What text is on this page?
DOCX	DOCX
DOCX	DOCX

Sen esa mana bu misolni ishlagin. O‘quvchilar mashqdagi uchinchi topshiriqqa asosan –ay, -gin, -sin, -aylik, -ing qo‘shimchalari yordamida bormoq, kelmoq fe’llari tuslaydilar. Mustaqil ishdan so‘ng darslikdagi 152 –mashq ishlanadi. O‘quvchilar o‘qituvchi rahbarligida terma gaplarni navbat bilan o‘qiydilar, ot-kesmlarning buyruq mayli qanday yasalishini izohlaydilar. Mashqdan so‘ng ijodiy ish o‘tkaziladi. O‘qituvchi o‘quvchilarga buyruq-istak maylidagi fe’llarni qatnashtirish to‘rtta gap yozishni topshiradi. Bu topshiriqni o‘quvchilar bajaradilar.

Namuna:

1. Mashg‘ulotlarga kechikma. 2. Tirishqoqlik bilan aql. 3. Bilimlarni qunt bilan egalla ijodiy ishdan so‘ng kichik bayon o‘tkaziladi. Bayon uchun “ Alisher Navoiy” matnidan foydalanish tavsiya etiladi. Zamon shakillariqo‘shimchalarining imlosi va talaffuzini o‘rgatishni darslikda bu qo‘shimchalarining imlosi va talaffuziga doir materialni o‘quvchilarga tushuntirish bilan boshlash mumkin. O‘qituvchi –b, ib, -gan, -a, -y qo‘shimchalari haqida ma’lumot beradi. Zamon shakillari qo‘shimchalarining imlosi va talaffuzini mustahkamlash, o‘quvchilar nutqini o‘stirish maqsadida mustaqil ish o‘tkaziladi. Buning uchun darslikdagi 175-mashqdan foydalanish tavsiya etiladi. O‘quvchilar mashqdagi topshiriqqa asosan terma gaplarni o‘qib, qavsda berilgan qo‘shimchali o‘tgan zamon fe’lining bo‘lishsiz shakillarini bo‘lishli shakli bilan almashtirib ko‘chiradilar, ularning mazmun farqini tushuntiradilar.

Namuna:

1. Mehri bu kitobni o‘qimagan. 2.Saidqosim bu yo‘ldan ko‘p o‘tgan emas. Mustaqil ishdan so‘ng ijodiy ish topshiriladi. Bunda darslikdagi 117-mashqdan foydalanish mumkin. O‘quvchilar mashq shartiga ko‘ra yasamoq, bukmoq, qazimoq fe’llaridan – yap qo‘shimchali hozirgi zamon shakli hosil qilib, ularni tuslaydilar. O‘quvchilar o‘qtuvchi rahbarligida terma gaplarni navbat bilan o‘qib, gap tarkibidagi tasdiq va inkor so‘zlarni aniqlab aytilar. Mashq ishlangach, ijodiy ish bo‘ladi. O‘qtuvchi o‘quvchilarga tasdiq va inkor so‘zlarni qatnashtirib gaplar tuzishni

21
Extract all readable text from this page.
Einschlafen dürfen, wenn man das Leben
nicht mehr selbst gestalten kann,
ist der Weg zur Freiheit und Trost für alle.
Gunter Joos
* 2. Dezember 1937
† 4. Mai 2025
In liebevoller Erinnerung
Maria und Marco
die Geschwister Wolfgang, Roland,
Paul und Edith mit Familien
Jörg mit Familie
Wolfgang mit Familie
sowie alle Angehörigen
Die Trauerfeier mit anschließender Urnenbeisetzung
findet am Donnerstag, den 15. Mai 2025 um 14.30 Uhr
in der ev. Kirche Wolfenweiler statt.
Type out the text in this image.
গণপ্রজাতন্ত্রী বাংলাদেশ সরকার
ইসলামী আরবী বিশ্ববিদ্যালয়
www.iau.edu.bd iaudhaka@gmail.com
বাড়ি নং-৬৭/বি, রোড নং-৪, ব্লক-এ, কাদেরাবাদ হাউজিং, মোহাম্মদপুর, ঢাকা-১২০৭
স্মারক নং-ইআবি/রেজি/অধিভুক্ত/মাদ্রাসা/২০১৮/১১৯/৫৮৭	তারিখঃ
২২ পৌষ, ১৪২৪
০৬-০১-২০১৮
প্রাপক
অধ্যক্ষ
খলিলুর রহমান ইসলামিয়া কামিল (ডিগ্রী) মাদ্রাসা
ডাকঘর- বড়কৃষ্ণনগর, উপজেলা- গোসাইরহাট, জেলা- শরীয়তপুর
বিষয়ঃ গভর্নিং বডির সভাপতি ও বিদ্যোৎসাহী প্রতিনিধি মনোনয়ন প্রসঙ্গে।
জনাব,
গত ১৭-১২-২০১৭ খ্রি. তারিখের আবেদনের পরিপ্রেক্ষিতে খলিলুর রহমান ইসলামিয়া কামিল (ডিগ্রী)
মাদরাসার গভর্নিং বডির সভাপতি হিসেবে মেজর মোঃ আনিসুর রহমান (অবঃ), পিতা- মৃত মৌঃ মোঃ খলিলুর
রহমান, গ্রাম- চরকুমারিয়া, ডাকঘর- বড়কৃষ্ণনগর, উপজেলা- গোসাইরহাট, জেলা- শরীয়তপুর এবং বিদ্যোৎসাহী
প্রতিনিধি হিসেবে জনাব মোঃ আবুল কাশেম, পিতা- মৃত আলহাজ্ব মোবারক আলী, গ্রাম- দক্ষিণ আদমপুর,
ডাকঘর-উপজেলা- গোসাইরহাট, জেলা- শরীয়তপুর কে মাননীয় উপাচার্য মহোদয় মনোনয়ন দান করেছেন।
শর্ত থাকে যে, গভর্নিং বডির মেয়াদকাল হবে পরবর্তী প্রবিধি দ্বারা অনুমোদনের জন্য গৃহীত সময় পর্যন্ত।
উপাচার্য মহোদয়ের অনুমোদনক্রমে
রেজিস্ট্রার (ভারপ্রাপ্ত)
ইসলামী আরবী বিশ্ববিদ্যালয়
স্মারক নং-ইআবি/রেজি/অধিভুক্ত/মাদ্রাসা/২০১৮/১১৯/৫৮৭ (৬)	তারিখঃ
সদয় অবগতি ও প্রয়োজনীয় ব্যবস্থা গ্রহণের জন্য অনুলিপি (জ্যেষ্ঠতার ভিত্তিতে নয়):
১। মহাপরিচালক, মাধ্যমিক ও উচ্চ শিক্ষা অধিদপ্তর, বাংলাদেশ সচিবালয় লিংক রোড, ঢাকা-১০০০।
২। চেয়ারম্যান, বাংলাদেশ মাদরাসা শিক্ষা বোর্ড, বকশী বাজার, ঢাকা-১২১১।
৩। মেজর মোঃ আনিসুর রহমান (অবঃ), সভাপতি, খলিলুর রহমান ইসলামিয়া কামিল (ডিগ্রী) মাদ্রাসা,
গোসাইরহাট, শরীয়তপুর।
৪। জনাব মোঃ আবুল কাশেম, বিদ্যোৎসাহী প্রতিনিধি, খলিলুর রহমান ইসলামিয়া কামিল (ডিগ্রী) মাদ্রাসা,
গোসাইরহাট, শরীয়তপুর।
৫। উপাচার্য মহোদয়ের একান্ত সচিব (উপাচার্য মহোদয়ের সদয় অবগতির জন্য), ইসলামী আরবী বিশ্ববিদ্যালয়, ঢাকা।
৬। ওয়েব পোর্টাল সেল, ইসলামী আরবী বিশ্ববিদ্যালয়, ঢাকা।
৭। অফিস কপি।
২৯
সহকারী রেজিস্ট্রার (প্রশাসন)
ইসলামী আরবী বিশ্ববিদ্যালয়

**Task requirements**. Copy out all lines above that include the string "Wolfgang".

**Answer below**.
die Geschwister Wolfgang, Roland,
Wolfgang mit Familie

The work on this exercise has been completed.